(Entries from a dataset)
======
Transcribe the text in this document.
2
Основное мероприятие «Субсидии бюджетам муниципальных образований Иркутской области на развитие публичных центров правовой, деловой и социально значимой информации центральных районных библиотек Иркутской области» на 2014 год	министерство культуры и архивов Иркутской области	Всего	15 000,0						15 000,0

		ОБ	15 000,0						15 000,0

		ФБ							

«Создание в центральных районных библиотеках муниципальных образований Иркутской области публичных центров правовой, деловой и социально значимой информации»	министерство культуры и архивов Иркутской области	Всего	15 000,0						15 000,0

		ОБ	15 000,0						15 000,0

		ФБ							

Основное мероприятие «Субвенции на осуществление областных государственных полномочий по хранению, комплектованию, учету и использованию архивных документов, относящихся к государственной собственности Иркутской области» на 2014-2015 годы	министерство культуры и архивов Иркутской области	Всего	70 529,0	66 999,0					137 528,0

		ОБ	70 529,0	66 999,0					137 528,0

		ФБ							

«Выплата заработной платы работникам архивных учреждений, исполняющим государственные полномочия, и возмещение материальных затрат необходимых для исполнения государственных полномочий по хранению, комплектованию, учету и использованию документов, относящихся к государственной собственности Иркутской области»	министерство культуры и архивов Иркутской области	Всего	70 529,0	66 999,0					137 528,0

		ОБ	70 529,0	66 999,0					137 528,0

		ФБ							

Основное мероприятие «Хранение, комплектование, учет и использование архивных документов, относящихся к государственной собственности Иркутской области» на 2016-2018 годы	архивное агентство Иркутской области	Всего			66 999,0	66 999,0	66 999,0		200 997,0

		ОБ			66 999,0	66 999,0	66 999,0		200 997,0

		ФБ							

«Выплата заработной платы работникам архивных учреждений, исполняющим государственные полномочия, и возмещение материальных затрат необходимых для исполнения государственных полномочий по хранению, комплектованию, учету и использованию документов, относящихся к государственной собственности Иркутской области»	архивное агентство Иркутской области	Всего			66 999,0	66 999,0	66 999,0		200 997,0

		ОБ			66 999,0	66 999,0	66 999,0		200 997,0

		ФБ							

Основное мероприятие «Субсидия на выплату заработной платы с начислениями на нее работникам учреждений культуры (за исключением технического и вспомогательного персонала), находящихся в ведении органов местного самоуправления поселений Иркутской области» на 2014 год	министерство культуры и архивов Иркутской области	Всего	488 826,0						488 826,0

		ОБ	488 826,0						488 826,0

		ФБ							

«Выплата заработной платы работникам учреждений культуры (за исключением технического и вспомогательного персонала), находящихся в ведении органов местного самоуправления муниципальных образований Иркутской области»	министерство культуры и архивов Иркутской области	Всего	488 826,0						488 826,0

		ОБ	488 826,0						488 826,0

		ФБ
======
■ **What is being asked**:
Please quote every record above exactly as it appears.

■ **The solution**:
Transcribe the text in this document.
2
Основное мероприятие «Субсидии бюджетам муниципальных образований Иркутской области на развитие публичных центров правовой, деловой и социально значимой информации центральных районных библиотек Иркутской области» на 2014 год	министерство культуры и архивов Иркутской области	Всего	15 000,0						15 000,0

		ОБ	15 000,0						15 000,0

		ФБ							

«Создание в центральных районных библиотеках муниципальных образований Иркутской области публичных центров правовой, деловой и социально значимой информации»	министерство культуры и архивов Иркутской области	Всего	15 000,0						15 000,0

		ОБ	15 000,0						15 000,0

		ФБ							

Основное мероприятие «Субвенции на осуществление областных государственных полномочий по хранению, комплектованию, учету и использованию архивных документов, относящихся к государственной собственности Иркутской области» на 2014-2015 годы	министерство культуры и архивов Иркутской области	Всего	70 529,0	66 999,0					137 528,0

		ОБ	70 529,0	66 999,0					137 528,0

		ФБ							

«Выплата заработной платы работникам архивных учреждений, исполняющим государственные полномочия, и возмещение материальных затрат необходимых для исполнения государственных полномочий по хранению, комплектованию, учету и использованию документов, относящихся к государственной собственности Иркутской области»	министерство культуры и архивов Иркутской области	Всего	70 529,0	66 999,0					137 528,0

		ОБ	70 529,0	66 999,0					137 528,0

		ФБ							

Основное мероприятие «Хранение, комплектование, учет и использование архивных документов, относящихся к государственной собственности Иркутской области» на 2016-2018 годы	архивное агентство Иркутской области	Всего			66 999,0	66 999,0	66 999,0		200 997,0

		ОБ			66 999,0	66 999,0	66 999,0		200 997,0

		ФБ							

«Выплата заработной платы работникам архивных учреждений, исполняющим государственные полномочия, и возмещение материальных затрат необходимых для исполнения государственных полномочий по хранению, комплектованию, учету и использованию документов, относящихся к государственной собственности Иркутской области»	архивное агентство Иркутской области	Всего			66 999,0	66 999,0	66 999,0		200 997,0

		ОБ			66 999,0	66 999,0	66 999,0		200 997,0

		ФБ							

Основное мероприятие «Субсидия на выплату заработной платы с начислениями на нее работникам учреждений культуры (за исключением технического и вспомогательного персонала), находящихся в ведении органов местного самоуправления поселений Иркутской области» на 2014 год	министерство культуры и архивов Иркутской области	Всего	488 826,0						488 826,0

		ОБ	488 826,0						488 826,0

		ФБ							

«Выплата заработной платы работникам учреждений культуры (за исключением технического и вспомогательного персонала), находящихся в ведении органов местного самоуправления муниципальных образований Иркутской области»	министерство культуры и архивов Иркутской области	Всего	488 826,0						488 826,0

		ОБ	488 826,0						488 826,0

		ФБ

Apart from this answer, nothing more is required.